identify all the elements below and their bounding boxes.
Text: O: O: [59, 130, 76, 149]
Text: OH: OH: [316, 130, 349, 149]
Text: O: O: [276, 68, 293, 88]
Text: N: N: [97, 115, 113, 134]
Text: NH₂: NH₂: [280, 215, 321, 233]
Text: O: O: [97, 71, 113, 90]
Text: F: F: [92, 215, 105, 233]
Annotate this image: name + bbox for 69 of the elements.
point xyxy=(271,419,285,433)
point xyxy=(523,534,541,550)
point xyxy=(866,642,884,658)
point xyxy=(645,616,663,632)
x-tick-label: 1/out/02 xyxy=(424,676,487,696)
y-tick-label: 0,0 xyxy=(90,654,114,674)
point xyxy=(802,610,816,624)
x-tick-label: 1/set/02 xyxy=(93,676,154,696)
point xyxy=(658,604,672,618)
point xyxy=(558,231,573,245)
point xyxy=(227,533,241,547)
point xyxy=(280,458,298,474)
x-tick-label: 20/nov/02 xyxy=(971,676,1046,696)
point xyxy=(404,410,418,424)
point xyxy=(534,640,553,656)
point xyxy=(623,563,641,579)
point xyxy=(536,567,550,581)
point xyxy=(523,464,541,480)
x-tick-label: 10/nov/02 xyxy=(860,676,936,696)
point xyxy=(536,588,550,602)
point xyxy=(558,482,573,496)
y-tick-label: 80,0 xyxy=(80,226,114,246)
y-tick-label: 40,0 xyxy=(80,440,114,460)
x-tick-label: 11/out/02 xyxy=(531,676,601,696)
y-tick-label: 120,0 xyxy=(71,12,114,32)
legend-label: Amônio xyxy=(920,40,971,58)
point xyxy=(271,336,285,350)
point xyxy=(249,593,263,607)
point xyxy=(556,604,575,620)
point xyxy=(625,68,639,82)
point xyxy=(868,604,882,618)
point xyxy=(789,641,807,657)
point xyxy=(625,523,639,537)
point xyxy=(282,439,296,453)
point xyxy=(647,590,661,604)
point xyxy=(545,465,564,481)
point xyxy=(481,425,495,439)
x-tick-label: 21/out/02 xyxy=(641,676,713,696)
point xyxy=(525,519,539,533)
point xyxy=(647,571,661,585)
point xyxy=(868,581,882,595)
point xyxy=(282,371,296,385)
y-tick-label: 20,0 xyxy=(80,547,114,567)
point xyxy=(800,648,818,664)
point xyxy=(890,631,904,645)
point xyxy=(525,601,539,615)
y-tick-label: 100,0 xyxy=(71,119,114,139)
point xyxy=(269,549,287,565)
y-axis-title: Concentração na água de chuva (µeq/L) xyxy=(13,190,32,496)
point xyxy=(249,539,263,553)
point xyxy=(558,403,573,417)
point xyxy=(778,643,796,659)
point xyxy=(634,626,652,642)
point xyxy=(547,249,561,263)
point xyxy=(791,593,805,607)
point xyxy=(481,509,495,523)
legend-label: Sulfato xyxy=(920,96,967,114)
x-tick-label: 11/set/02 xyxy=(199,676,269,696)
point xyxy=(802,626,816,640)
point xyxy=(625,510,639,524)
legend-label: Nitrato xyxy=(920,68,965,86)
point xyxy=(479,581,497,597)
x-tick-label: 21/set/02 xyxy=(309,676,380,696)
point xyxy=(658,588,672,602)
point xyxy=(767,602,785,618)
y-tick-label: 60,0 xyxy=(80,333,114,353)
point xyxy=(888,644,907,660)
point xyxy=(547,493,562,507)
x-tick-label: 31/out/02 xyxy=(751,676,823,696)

==================================================

=== The task ===
Rewrite all of the material above, changing "Sulfato" to "Sulfate" and keeping every other line and character identical.

=== Finished task ===
identify all the elements below and their bounding boxes.
Text: O: O: [59, 130, 76, 149]
Text: OH: OH: [316, 130, 349, 149]
Text: O: O: [276, 68, 293, 88]
Text: N: N: [97, 115, 113, 134]
Text: NH₂: NH₂: [280, 215, 321, 233]
Text: O: O: [97, 71, 113, 90]
Text: F: F: [92, 215, 105, 233]
Annotate this image: name + bbox for 69 of the elements.
point xyxy=(271,419,285,433)
point xyxy=(523,534,541,550)
point xyxy=(866,642,884,658)
point xyxy=(645,616,663,632)
x-tick-label: 1/out/02 xyxy=(424,676,487,696)
y-tick-label: 0,0 xyxy=(90,654,114,674)
point xyxy=(802,610,816,624)
x-tick-label: 1/set/02 xyxy=(93,676,154,696)
point xyxy=(658,604,672,618)
point xyxy=(558,231,573,245)
point xyxy=(227,533,241,547)
point xyxy=(280,458,298,474)
x-tick-label: 20/nov/02 xyxy=(971,676,1046,696)
point xyxy=(404,410,418,424)
point xyxy=(534,640,553,656)
point xyxy=(623,563,641,579)
point xyxy=(536,567,550,581)
point xyxy=(523,464,541,480)
x-tick-label: 10/nov/02 xyxy=(860,676,936,696)
point xyxy=(536,588,550,602)
point xyxy=(558,482,573,496)
y-tick-label: 80,0 xyxy=(80,226,114,246)
y-tick-label: 40,0 xyxy=(80,440,114,460)
x-tick-label: 11/out/02 xyxy=(531,676,601,696)
y-tick-label: 120,0 xyxy=(71,12,114,32)
legend-label: Amônio xyxy=(920,40,971,58)
point xyxy=(271,336,285,350)
point xyxy=(249,593,263,607)
point xyxy=(556,604,575,620)
point xyxy=(625,68,639,82)
point xyxy=(868,604,882,618)
point xyxy=(789,641,807,657)
point xyxy=(625,523,639,537)
point xyxy=(282,439,296,453)
point xyxy=(647,590,661,604)
point xyxy=(545,465,564,481)
point xyxy=(481,425,495,439)
x-tick-label: 21/out/02 xyxy=(641,676,713,696)
point xyxy=(525,519,539,533)
point xyxy=(647,571,661,585)
point xyxy=(868,581,882,595)
point xyxy=(282,371,296,385)
y-tick-label: 20,0 xyxy=(80,547,114,567)
point xyxy=(800,648,818,664)
point xyxy=(890,631,904,645)
point xyxy=(525,601,539,615)
y-tick-label: 100,0 xyxy=(71,119,114,139)
point xyxy=(269,549,287,565)
y-axis-title: Concentração na água de chuva (µeq/L) xyxy=(13,190,32,496)
point xyxy=(249,539,263,553)
point xyxy=(558,403,573,417)
point xyxy=(778,643,796,659)
point xyxy=(634,626,652,642)
point xyxy=(547,249,561,263)
point xyxy=(791,593,805,607)
point xyxy=(481,509,495,523)
legend-label: Sulfate xyxy=(920,96,967,114)
x-tick-label: 11/set/02 xyxy=(199,676,269,696)
point xyxy=(802,626,816,640)
point xyxy=(625,510,639,524)
legend-label: Nitrato xyxy=(920,68,965,86)
point xyxy=(479,581,497,597)
x-tick-label: 21/set/02 xyxy=(309,676,380,696)
point xyxy=(658,588,672,602)
point xyxy=(767,602,785,618)
y-tick-label: 60,0 xyxy=(80,333,114,353)
point xyxy=(888,644,907,660)
point xyxy=(547,493,562,507)
x-tick-label: 31/out/02 xyxy=(751,676,823,696)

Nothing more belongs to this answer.